→ **Aim of the task**
How many lines of these entries hold the string "compile"? Answer with the number alone.

→ **Extracted data entries**
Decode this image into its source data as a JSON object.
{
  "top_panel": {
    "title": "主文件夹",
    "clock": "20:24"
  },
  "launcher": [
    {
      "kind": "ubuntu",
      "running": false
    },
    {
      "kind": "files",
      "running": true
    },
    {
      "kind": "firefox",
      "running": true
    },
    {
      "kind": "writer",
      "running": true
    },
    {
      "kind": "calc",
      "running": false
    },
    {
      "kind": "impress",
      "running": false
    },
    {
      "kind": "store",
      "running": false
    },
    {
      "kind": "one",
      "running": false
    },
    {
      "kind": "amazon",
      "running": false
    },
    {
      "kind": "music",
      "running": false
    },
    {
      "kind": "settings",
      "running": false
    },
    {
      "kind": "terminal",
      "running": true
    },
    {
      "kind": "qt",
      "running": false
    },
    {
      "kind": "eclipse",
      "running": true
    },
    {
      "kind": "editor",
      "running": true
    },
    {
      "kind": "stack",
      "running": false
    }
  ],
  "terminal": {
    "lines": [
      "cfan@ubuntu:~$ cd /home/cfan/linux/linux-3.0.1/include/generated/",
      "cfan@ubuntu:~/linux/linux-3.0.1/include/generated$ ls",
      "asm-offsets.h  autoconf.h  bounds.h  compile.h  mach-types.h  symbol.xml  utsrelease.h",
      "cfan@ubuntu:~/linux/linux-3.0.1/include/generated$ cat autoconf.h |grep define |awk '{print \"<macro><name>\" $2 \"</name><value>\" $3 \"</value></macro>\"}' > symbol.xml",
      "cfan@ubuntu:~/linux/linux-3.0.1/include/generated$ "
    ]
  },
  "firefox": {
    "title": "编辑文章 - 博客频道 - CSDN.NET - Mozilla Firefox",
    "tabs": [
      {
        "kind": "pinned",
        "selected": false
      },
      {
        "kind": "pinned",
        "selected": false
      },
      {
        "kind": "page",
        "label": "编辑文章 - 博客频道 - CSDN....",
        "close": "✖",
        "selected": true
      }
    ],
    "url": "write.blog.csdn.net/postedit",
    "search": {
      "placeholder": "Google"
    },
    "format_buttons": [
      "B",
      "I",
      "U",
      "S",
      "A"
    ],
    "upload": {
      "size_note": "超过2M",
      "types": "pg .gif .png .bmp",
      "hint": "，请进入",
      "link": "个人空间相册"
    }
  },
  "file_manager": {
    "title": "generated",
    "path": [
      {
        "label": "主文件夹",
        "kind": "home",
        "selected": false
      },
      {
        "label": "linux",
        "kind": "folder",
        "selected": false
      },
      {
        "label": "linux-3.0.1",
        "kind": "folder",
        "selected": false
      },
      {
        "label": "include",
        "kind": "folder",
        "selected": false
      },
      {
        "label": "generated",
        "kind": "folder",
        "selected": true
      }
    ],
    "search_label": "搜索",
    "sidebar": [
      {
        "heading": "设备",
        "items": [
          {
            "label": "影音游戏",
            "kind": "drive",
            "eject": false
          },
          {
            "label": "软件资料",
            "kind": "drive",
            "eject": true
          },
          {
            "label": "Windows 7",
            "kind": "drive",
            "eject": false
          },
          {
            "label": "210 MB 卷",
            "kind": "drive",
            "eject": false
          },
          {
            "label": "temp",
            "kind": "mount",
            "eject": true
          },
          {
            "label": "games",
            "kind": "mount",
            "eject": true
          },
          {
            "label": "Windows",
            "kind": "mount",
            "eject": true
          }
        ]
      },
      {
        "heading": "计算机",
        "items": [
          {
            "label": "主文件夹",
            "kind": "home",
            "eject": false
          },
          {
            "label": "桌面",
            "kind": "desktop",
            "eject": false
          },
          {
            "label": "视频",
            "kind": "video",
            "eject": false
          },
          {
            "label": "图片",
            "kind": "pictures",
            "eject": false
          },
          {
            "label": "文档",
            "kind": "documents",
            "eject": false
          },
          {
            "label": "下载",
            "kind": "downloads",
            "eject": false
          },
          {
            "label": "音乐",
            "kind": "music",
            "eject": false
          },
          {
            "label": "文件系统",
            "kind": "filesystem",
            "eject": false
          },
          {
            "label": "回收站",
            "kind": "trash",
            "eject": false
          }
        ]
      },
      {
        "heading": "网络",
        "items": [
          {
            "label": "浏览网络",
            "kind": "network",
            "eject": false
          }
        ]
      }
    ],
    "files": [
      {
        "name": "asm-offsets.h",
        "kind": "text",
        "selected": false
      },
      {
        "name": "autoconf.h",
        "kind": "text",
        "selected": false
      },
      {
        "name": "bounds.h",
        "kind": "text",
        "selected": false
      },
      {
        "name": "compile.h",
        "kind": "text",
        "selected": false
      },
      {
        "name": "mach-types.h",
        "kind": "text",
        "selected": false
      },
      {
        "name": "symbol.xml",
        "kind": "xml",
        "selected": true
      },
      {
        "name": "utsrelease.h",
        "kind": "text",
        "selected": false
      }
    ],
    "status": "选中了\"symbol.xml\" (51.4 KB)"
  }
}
---
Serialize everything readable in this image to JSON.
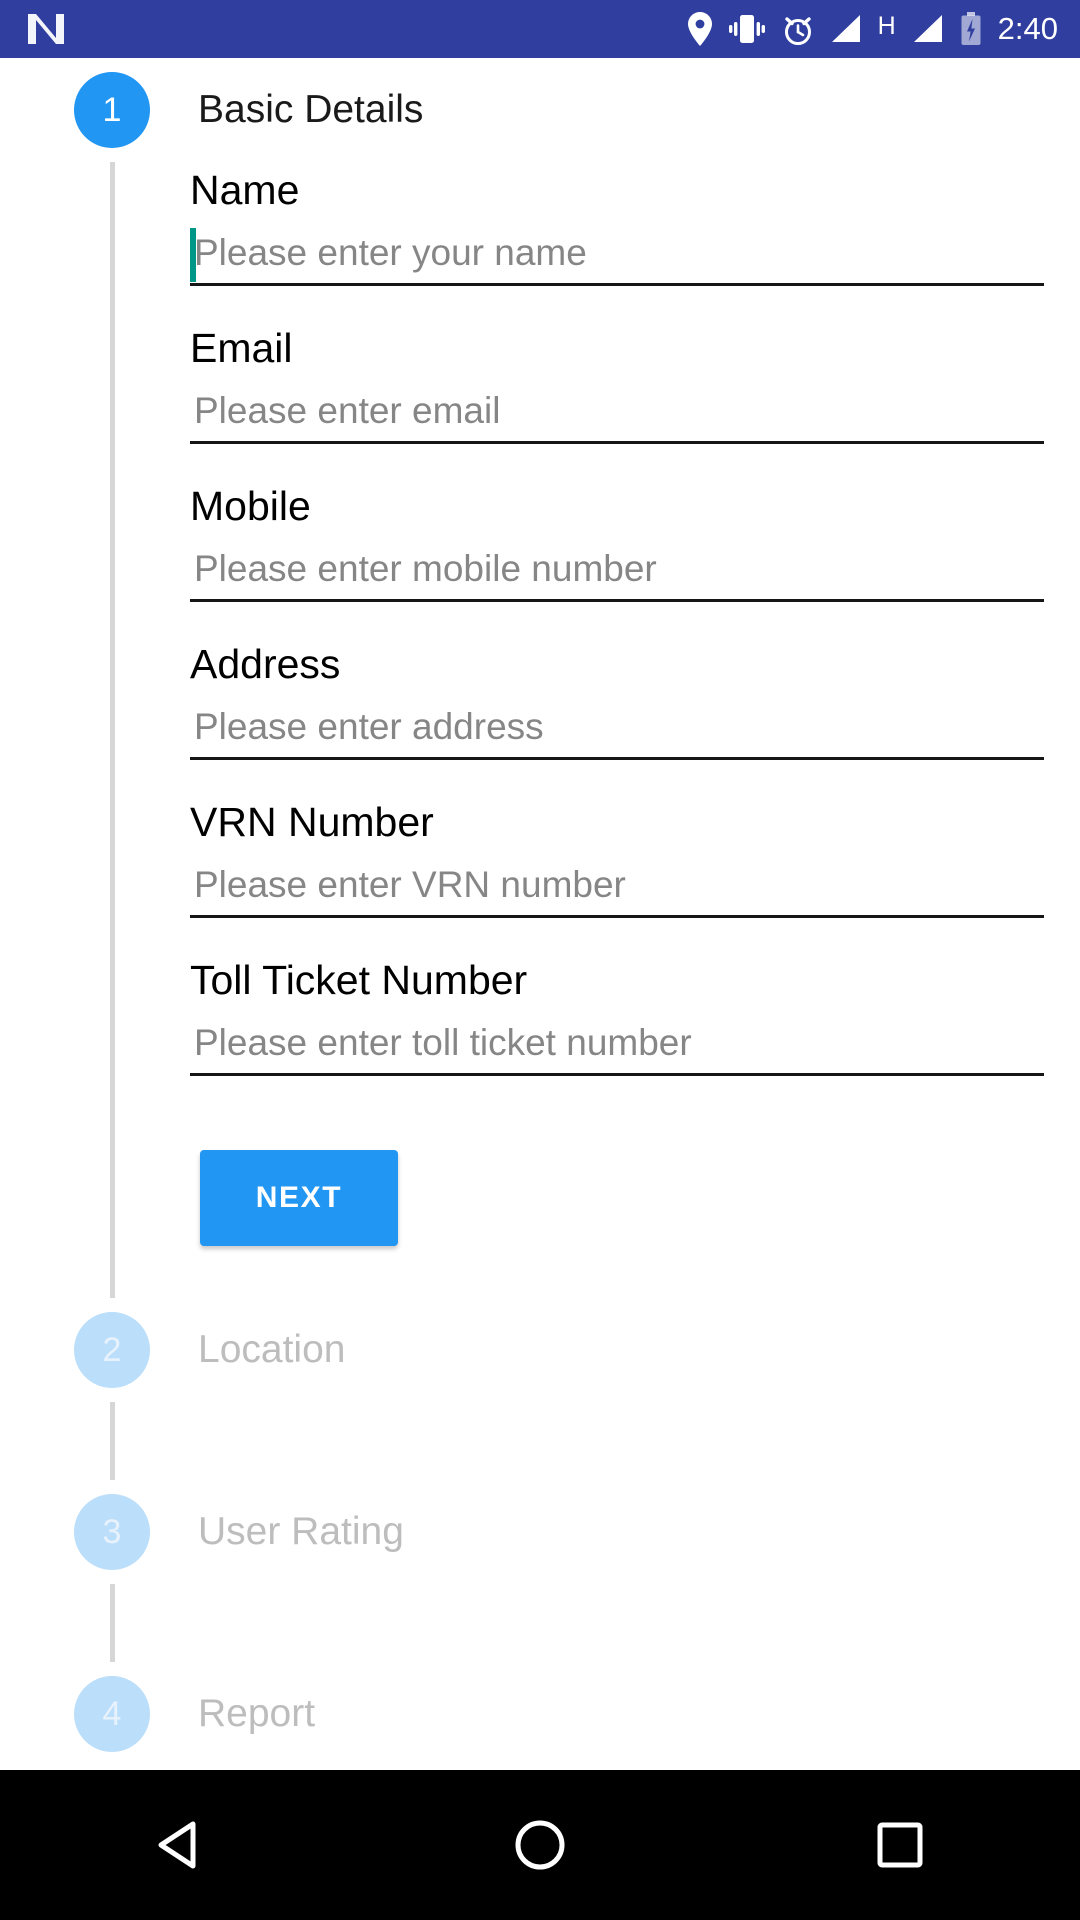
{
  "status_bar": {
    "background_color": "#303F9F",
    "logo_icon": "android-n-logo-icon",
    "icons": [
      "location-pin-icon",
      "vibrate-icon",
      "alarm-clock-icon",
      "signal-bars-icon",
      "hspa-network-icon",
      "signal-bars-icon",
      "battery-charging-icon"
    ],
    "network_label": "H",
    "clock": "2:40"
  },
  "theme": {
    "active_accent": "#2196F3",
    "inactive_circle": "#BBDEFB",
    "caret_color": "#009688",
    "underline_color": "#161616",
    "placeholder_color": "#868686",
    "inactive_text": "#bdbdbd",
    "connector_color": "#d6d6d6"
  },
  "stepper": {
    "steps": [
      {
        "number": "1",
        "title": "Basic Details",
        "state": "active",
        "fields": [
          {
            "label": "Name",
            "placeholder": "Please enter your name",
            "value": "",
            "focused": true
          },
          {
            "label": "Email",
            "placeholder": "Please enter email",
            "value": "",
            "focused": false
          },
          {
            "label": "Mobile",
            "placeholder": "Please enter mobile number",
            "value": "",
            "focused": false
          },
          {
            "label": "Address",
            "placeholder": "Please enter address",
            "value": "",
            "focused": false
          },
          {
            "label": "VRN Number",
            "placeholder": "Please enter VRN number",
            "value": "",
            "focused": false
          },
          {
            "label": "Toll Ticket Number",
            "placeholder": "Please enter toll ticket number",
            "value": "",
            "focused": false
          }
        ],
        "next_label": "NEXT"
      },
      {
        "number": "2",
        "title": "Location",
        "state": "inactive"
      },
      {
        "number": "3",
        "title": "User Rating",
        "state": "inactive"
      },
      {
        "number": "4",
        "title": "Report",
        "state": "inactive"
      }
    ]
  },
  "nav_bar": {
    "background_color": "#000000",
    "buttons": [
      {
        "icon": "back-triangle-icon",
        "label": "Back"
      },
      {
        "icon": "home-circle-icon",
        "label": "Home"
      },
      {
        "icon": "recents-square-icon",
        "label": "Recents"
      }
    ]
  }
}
* * *
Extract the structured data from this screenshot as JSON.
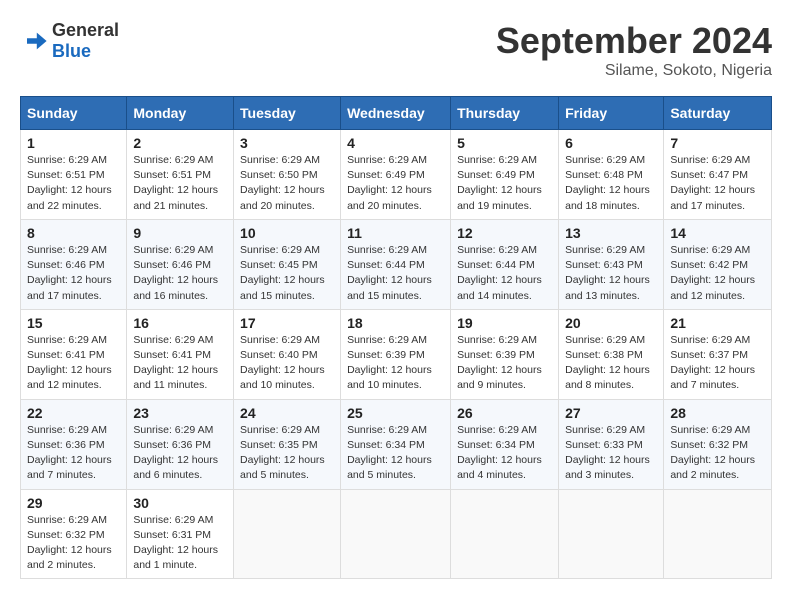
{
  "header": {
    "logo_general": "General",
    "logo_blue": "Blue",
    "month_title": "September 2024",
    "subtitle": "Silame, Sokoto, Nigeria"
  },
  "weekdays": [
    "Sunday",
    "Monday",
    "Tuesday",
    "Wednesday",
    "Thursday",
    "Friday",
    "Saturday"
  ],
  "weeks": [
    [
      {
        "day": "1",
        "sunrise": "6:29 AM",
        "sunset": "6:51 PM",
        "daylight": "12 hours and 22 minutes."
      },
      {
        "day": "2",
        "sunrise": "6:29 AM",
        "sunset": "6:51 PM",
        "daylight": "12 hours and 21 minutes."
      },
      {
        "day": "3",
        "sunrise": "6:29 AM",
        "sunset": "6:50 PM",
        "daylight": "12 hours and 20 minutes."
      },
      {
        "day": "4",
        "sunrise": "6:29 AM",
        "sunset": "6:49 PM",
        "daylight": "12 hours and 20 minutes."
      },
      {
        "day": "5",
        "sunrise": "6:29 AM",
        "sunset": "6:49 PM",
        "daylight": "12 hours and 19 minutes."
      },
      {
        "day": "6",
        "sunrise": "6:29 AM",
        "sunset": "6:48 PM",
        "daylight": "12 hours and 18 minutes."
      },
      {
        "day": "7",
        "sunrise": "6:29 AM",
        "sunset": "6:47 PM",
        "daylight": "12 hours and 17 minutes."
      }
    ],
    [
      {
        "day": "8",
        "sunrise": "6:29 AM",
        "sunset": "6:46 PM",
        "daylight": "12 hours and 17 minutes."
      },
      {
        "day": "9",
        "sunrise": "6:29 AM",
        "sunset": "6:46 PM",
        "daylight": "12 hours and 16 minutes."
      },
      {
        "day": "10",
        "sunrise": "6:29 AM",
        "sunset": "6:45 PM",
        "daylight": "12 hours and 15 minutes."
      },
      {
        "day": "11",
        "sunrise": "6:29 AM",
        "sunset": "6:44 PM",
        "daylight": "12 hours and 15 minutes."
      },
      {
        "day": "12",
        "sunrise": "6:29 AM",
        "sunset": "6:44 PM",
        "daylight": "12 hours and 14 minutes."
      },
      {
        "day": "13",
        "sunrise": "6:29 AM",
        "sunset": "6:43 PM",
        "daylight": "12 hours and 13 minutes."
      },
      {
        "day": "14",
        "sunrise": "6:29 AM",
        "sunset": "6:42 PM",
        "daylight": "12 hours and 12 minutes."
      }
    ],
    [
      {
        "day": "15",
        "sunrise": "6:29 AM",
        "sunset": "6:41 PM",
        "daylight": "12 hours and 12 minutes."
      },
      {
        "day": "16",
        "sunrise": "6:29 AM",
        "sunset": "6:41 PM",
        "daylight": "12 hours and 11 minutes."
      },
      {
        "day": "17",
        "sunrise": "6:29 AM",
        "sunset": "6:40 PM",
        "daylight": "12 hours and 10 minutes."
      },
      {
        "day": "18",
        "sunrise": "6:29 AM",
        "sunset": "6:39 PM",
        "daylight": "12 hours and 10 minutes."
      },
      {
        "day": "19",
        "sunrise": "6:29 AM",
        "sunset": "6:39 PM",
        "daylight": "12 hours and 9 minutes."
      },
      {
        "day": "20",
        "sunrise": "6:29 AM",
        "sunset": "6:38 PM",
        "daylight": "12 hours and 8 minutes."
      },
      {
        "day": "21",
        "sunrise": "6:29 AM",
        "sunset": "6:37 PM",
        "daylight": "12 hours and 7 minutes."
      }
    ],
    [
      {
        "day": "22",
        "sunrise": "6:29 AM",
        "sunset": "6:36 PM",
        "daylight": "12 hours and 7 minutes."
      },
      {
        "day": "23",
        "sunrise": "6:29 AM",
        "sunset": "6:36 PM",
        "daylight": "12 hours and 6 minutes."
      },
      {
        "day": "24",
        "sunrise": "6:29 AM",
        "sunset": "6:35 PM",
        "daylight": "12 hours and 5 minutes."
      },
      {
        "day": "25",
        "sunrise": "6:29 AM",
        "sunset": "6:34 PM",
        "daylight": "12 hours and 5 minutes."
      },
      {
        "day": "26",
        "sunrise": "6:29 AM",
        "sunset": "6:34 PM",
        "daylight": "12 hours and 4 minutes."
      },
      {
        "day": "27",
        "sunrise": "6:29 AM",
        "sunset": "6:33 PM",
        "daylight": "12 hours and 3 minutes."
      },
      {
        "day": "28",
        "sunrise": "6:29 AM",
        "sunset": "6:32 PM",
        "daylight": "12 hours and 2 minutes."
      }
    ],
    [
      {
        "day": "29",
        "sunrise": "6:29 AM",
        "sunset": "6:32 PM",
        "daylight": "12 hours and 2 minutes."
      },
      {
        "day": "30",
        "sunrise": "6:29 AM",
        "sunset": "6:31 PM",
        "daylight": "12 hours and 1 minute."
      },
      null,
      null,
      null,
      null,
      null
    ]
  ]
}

→ **Response for this exercise**
2